— TASK GOAL —
From the entries below, gather each line containing the word "Muovi".

— MATERIAL SHOWN —
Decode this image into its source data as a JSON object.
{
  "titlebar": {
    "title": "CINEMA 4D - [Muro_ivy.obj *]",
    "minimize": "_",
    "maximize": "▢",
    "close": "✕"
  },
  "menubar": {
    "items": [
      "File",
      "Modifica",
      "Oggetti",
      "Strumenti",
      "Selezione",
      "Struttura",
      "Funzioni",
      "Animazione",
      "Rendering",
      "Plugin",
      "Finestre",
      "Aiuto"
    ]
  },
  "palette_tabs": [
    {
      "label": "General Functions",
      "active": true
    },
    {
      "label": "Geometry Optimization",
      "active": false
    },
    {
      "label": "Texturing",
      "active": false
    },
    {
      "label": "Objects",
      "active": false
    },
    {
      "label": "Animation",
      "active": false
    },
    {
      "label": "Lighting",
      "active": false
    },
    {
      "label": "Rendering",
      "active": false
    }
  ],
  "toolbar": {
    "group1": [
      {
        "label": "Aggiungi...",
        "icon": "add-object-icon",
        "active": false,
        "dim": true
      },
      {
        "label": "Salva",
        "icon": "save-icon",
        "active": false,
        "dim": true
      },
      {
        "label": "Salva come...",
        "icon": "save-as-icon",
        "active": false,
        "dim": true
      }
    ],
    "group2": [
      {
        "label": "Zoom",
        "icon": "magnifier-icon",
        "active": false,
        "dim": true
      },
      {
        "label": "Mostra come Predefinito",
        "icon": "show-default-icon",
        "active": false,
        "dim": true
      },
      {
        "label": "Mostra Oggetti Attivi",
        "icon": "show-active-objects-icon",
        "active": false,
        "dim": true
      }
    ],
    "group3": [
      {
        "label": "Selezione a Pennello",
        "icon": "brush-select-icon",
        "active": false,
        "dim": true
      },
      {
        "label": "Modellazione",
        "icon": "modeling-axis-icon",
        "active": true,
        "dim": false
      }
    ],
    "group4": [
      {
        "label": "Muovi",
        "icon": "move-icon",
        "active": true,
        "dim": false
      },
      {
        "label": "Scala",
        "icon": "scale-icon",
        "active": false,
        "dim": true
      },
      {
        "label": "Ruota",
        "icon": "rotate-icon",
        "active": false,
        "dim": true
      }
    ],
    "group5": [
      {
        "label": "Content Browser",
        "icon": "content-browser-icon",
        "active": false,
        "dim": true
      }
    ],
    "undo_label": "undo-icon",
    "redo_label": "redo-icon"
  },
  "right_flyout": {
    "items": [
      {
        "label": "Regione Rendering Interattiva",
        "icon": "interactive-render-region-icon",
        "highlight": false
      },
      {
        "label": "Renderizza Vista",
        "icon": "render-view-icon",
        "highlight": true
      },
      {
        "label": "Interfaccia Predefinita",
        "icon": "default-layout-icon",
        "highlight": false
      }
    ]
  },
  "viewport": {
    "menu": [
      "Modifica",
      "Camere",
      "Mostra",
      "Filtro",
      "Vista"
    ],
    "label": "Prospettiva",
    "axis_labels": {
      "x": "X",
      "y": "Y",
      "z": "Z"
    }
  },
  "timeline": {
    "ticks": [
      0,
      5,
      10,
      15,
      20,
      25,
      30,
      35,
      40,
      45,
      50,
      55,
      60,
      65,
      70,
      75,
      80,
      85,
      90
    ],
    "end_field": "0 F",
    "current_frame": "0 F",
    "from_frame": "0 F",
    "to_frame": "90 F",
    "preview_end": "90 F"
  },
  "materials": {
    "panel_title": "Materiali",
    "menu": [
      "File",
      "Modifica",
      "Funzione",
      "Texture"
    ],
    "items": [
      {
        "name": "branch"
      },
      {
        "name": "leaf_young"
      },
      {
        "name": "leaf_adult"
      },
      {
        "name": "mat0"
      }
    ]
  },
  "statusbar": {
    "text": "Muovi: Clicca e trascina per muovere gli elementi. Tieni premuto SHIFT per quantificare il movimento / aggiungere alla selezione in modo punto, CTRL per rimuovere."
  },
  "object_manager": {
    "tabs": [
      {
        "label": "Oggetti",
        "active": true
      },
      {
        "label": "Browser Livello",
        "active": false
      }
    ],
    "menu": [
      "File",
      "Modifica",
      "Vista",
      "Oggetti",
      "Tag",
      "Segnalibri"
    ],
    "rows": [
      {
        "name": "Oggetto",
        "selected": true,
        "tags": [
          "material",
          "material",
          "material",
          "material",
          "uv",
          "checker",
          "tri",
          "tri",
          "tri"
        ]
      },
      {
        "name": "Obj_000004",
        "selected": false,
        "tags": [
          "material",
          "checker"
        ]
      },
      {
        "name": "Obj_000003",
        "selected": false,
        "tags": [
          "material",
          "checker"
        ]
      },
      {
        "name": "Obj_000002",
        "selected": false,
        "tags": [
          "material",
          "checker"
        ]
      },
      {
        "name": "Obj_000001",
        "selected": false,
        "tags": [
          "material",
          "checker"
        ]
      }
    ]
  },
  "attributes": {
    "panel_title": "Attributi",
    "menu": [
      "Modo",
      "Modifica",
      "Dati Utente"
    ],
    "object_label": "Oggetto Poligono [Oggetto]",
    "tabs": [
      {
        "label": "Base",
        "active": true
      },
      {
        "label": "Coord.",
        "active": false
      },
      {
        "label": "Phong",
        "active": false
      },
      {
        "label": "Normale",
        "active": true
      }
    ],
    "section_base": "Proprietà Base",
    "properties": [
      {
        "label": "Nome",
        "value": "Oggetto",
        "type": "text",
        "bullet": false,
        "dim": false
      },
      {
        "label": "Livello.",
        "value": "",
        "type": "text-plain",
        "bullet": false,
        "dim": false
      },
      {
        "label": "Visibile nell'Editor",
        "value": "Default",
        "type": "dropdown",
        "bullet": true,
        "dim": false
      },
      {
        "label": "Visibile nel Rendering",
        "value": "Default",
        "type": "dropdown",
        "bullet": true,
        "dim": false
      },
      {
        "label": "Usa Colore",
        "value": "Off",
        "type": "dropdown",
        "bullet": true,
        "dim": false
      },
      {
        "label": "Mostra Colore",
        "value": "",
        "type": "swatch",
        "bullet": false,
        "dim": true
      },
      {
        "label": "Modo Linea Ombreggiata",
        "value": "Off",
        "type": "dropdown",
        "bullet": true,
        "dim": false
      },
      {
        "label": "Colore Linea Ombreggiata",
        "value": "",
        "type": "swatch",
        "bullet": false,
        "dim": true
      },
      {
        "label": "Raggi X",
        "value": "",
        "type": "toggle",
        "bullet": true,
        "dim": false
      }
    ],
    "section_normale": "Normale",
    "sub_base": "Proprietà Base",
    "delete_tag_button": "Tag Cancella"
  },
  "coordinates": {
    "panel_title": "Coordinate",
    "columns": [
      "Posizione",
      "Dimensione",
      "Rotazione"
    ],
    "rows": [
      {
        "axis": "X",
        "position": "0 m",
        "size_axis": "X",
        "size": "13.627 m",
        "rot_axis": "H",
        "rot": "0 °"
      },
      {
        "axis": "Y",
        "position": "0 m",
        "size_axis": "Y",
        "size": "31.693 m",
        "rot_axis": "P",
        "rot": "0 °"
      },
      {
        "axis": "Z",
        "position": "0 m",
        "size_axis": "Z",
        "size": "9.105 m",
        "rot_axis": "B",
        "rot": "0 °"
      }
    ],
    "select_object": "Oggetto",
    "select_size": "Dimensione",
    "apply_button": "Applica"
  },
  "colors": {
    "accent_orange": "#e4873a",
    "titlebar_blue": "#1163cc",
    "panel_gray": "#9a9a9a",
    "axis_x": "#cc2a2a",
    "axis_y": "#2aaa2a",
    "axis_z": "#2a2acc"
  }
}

— CORRECT OUTPUT —
        "label": "Muovi",
    "text": "Muovi: Clicca e trascina per muovere gli elementi. Tieni premuto SHIFT per quantificare il movimento / aggiungere alla selezione in modo punto, CTRL per rimuovere."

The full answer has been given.